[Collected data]

○ ○ ○

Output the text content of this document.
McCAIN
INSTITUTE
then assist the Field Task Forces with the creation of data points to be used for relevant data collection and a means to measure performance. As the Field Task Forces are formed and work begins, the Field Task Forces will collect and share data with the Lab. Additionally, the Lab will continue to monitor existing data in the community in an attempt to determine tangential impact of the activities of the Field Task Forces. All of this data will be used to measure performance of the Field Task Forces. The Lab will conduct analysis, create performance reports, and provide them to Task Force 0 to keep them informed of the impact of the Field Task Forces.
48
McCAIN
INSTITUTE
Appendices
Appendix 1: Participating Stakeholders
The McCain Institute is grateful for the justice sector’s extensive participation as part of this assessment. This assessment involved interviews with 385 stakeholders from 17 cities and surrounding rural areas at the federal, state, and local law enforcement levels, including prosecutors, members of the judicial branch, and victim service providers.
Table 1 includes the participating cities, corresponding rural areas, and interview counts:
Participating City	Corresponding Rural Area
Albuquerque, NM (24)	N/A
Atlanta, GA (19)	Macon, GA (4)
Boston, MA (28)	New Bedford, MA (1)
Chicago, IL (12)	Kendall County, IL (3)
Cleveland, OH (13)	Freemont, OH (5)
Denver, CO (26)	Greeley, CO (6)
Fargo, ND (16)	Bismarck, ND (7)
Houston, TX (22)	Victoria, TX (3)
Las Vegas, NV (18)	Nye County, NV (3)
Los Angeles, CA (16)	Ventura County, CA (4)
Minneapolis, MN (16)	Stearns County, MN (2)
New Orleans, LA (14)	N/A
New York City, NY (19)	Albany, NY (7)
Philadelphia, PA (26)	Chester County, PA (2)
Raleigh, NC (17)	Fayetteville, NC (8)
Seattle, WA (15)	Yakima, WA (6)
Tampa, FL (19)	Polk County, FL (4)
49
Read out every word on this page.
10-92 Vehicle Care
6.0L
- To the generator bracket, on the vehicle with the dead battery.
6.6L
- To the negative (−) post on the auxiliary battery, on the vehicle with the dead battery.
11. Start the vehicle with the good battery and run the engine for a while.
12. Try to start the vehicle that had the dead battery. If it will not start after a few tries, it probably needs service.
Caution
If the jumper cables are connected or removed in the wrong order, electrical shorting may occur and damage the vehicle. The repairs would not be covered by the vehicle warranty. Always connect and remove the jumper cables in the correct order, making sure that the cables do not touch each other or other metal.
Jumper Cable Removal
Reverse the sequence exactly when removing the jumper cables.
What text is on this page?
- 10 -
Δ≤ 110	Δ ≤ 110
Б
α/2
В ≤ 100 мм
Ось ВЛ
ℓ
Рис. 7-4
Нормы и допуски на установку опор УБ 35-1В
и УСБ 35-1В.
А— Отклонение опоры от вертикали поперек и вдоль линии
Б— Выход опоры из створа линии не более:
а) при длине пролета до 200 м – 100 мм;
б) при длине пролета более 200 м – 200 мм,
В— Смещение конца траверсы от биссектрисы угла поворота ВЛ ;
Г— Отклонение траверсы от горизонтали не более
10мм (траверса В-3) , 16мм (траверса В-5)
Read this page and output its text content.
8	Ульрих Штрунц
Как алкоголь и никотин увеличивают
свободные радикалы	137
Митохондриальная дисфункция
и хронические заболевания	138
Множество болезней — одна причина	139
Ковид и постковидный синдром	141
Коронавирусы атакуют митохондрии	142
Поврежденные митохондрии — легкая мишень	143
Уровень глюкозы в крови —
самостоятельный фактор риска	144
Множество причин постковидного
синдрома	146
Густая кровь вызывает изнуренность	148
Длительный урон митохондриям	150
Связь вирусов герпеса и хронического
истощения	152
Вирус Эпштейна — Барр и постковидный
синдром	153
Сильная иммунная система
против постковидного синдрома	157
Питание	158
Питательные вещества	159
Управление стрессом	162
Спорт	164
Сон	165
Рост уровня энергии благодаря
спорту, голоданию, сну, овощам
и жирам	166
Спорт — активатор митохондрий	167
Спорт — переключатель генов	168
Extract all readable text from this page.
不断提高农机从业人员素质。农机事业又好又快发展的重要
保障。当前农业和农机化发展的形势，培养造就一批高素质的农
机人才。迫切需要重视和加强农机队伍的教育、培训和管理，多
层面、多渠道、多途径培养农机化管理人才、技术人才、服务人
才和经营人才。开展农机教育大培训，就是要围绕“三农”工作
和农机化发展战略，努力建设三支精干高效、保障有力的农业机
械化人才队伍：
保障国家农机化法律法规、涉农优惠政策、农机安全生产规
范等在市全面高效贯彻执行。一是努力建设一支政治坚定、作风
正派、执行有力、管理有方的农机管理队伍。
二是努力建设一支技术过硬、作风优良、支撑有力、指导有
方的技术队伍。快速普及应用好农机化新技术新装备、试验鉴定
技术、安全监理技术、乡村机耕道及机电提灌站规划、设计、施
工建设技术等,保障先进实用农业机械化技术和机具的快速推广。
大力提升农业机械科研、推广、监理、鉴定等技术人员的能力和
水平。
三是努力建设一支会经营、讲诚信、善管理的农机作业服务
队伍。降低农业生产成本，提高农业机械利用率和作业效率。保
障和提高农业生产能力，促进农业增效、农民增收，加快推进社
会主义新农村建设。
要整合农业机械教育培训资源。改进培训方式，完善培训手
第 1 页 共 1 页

○ ○ ○

Here, the records must be output exactly and in full.

Output the text content of this document.
McCAIN
INSTITUTE
then assist the Field Task Forces with the creation of data points to be used for relevant data collection and a means to measure performance. As the Field Task Forces are formed and work begins, the Field Task Forces will collect and share data with the Lab. Additionally, the Lab will continue to monitor existing data in the community in an attempt to determine tangential impact of the activities of the Field Task Forces. All of this data will be used to measure performance of the Field Task Forces. The Lab will conduct analysis, create performance reports, and provide them to Task Force 0 to keep them informed of the impact of the Field Task Forces.
48
McCAIN
INSTITUTE
Appendices
Appendix 1: Participating Stakeholders
The McCain Institute is grateful for the justice sector’s extensive participation as part of this assessment. This assessment involved interviews with 385 stakeholders from 17 cities and surrounding rural areas at the federal, state, and local law enforcement levels, including prosecutors, members of the judicial branch, and victim service providers.
Table 1 includes the participating cities, corresponding rural areas, and interview counts:
Participating City	Corresponding Rural Area
Albuquerque, NM (24)	N/A
Atlanta, GA (19)	Macon, GA (4)
Boston, MA (28)	New Bedford, MA (1)
Chicago, IL (12)	Kendall County, IL (3)
Cleveland, OH (13)	Freemont, OH (5)
Denver, CO (26)	Greeley, CO (6)
Fargo, ND (16)	Bismarck, ND (7)
Houston, TX (22)	Victoria, TX (3)
Las Vegas, NV (18)	Nye County, NV (3)
Los Angeles, CA (16)	Ventura County, CA (4)
Minneapolis, MN (16)	Stearns County, MN (2)
New Orleans, LA (14)	N/A
New York City, NY (19)	Albany, NY (7)
Philadelphia, PA (26)	Chester County, PA (2)
Raleigh, NC (17)	Fayetteville, NC (8)
Seattle, WA (15)	Yakima, WA (6)
Tampa, FL (19)	Polk County, FL (4)
49
Read out every word on this page.
10-92 Vehicle Care
6.0L
- To the generator bracket, on the vehicle with the dead battery.
6.6L
- To the negative (−) post on the auxiliary battery, on the vehicle with the dead battery.
11. Start the vehicle with the good battery and run the engine for a while.
12. Try to start the vehicle that had the dead battery. If it will not start after a few tries, it probably needs service.
Caution
If the jumper cables are connected or removed in the wrong order, electrical shorting may occur and damage the vehicle. The repairs would not be covered by the vehicle warranty. Always connect and remove the jumper cables in the correct order, making sure that the cables do not touch each other or other metal.
Jumper Cable Removal
Reverse the sequence exactly when removing the jumper cables.
What text is on this page?
- 10 -
Δ≤ 110	Δ ≤ 110
Б
α/2
В ≤ 100 мм
Ось ВЛ
ℓ
Рис. 7-4
Нормы и допуски на установку опор УБ 35-1В
и УСБ 35-1В.
А— Отклонение опоры от вертикали поперек и вдоль линии
Б— Выход опоры из створа линии не более:
а) при длине пролета до 200 м – 100 мм;
б) при длине пролета более 200 м – 200 мм,
В— Смещение конца траверсы от биссектрисы угла поворота ВЛ ;
Г— Отклонение траверсы от горизонтали не более
10мм (траверса В-3) , 16мм (траверса В-5)
Read this page and output its text content.
8	Ульрих Штрунц
Как алкоголь и никотин увеличивают
свободные радикалы	137
Митохондриальная дисфункция
и хронические заболевания	138
Множество болезней — одна причина	139
Ковид и постковидный синдром	141
Коронавирусы атакуют митохондрии	142
Поврежденные митохондрии — легкая мишень	143
Уровень глюкозы в крови —
самостоятельный фактор риска	144
Множество причин постковидного
синдрома	146
Густая кровь вызывает изнуренность	148
Длительный урон митохондриям	150
Связь вирусов герпеса и хронического
истощения	152
Вирус Эпштейна — Барр и постковидный
синдром	153
Сильная иммунная система
против постковидного синдрома	157
Питание	158
Питательные вещества	159
Управление стрессом	162
Спорт	164
Сон	165
Рост уровня энергии благодаря
спорту, голоданию, сну, овощам
и жирам	166
Спорт — активатор митохондрий	167
Спорт — переключатель генов	168
Extract all readable text from this page.
不断提高农机从业人员素质。农机事业又好又快发展的重要
保障。当前农业和农机化发展的形势，培养造就一批高素质的农
机人才。迫切需要重视和加强农机队伍的教育、培训和管理，多
层面、多渠道、多途径培养农机化管理人才、技术人才、服务人
才和经营人才。开展农机教育大培训，就是要围绕“三农”工作
和农机化发展战略，努力建设三支精干高效、保障有力的农业机
械化人才队伍：
保障国家农机化法律法规、涉农优惠政策、农机安全生产规
范等在市全面高效贯彻执行。一是努力建设一支政治坚定、作风
正派、执行有力、管理有方的农机管理队伍。
二是努力建设一支技术过硬、作风优良、支撑有力、指导有
方的技术队伍。快速普及应用好农机化新技术新装备、试验鉴定
技术、安全监理技术、乡村机耕道及机电提灌站规划、设计、施
工建设技术等,保障先进实用农业机械化技术和机具的快速推广。
大力提升农业机械科研、推广、监理、鉴定等技术人员的能力和
水平。
三是努力建设一支会经营、讲诚信、善管理的农机作业服务
队伍。降低农业生产成本，提高农业机械利用率和作业效率。保
障和提高农业生产能力，促进农业增效、农民增收，加快推进社
会主义新农村建设。
要整合农业机械教育培训资源。改进培训方式，完善培训手
第 1 页 共 1 页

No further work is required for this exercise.